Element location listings
· · · · · · ·

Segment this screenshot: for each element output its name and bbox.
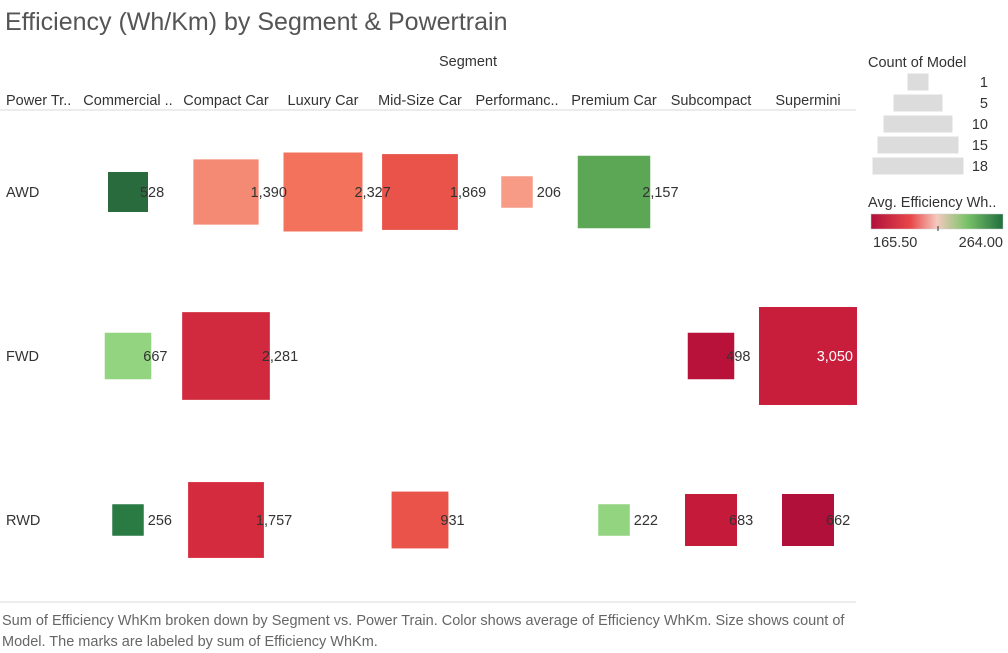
- mark-labels: 528 1,390 2,327 1,869 206 2,157 667 2,281 498 3,0…: [140, 185, 853, 529]
- column-label-mid-size-car: Mid-Size Car: [378, 93, 462, 109]
- mark-label-awd-commercial: 528: [140, 185, 164, 201]
- column-label-subcompact: Subcompact: [671, 93, 752, 109]
- mark-label-rwd-compact-car: 1,757: [256, 513, 292, 529]
- mark-label-awd-compact-car: 1,390: [251, 185, 287, 201]
- color-legend-min: 165.50: [873, 235, 917, 251]
- color-legend-title: Avg. Efficiency Wh..: [868, 195, 996, 211]
- size-legend-label-5: 5: [980, 96, 988, 112]
- chart-caption: Sum of Efficiency WhKm broken down by Se…: [2, 613, 845, 650]
- size-legend-mark-1: [906, 72, 930, 92]
- marks[interactable]: [104, 152, 857, 558]
- mark-awd-performanc[interactable]: [501, 176, 533, 208]
- size-legend-label-18: 18: [972, 159, 988, 175]
- column-label-premium-car: Premium Car: [571, 93, 657, 109]
- size-legend-mark-18: [871, 156, 965, 176]
- size-legend-label-1: 1: [980, 75, 988, 91]
- chart-title: Efficiency (Wh/Km) by Segment & Powertra…: [5, 8, 508, 36]
- column-label-compact-car: Compact Car: [183, 93, 269, 109]
- column-label-commercial: Commercial ..: [83, 93, 172, 109]
- mark-label-rwd-subcompact: 683: [729, 513, 753, 529]
- row-label-fwd: FWD: [6, 349, 39, 365]
- size-legend-label-15: 15: [972, 138, 988, 154]
- row-labels: AWD FWD RWD: [6, 185, 40, 529]
- column-label-supermini: Supermini: [775, 93, 840, 109]
- mark-fwd-subcompact[interactable]: [687, 332, 735, 380]
- mark-rwd-supermini[interactable]: [782, 494, 834, 546]
- mark-label-rwd-commercial: 256: [148, 513, 172, 529]
- size-legend-mark-15: [876, 135, 960, 155]
- mark-rwd-subcompact[interactable]: [685, 494, 737, 546]
- row-header: Power Tr..: [6, 93, 71, 109]
- mark-label-awd-luxury-car: 2,327: [354, 185, 390, 201]
- mark-label-fwd-subcompact: 498: [726, 349, 750, 365]
- mark-label-rwd-mid-size-car: 931: [440, 513, 464, 529]
- column-label-luxury-car: Luxury Car: [288, 93, 359, 109]
- size-legend-mark-10: [882, 114, 954, 134]
- size-legend-label-10: 10: [972, 117, 988, 133]
- mark-label-fwd-commercial: 667: [143, 349, 167, 365]
- row-label-rwd: RWD: [6, 513, 40, 529]
- mark-rwd-premium-car[interactable]: [598, 504, 630, 536]
- mark-label-rwd-supermini: 662: [826, 513, 850, 529]
- mark-awd-mid-size-car[interactable]: [382, 154, 458, 230]
- mark-awd-compact-car[interactable]: [193, 159, 259, 225]
- mark-fwd-supermini[interactable]: [759, 307, 857, 405]
- row-label-awd: AWD: [6, 185, 39, 201]
- mark-label-rwd-premium-car: 222: [634, 513, 658, 529]
- mark-label-fwd-supermini: 3,050: [817, 349, 853, 365]
- mark-awd-luxury-car[interactable]: [283, 152, 363, 232]
- mark-label-awd-performanc: 206: [537, 185, 561, 201]
- column-label-performanc: Performanc..: [476, 93, 559, 109]
- mark-fwd-commercial[interactable]: [104, 332, 152, 380]
- column-labels: Commercial .. Compact Car Luxury Car Mid-Si…: [83, 93, 840, 109]
- color-legend-gradient[interactable]: [870, 213, 1004, 230]
- column-header: Segment: [439, 54, 497, 70]
- mark-awd-premium-car[interactable]: [577, 155, 651, 229]
- size-legend-title: Count of Model: [868, 55, 966, 71]
- mark-rwd-compact-car[interactable]: [188, 482, 264, 558]
- mark-rwd-commercial[interactable]: [112, 504, 144, 536]
- mark-rwd-mid-size-car[interactable]: [391, 491, 449, 549]
- mark-label-awd-mid-size-car: 1,869: [450, 185, 486, 201]
- mark-awd-commercial[interactable]: [108, 172, 148, 212]
- size-legend-mark-5: [892, 93, 944, 113]
- mark-fwd-compact-car[interactable]: [182, 312, 270, 400]
- mark-label-awd-premium-car: 2,157: [642, 185, 678, 201]
- color-legend-max: 264.00: [959, 235, 1003, 251]
- mark-label-fwd-compact-car: 2,281: [262, 349, 298, 365]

· · · · · · ·

Copy out the listing lines unchanged, everything from the line containing "- mark-labels: 528" down to the line containing "- chart-caption: Sum", with both of those lines included.

- mark-labels: 528 1,390 2,327 1,869 206 2,157 667 2,281 498 3,0…: [140, 185, 853, 529]
- column-label-mid-size-car: Mid-Size Car: [378, 93, 462, 109]
- mark-label-awd-commercial: 528: [140, 185, 164, 201]
- column-label-subcompact: Subcompact: [671, 93, 752, 109]
- mark-label-rwd-compact-car: 1,757: [256, 513, 292, 529]
- mark-label-awd-compact-car: 1,390: [251, 185, 287, 201]
- color-legend-min: 165.50: [873, 235, 917, 251]
- color-legend-title: Avg. Efficiency Wh..: [868, 195, 996, 211]
- size-legend-label-5: 5: [980, 96, 988, 112]
- chart-caption: Sum of Efficiency WhKm broken down by Se…: [2, 613, 845, 650]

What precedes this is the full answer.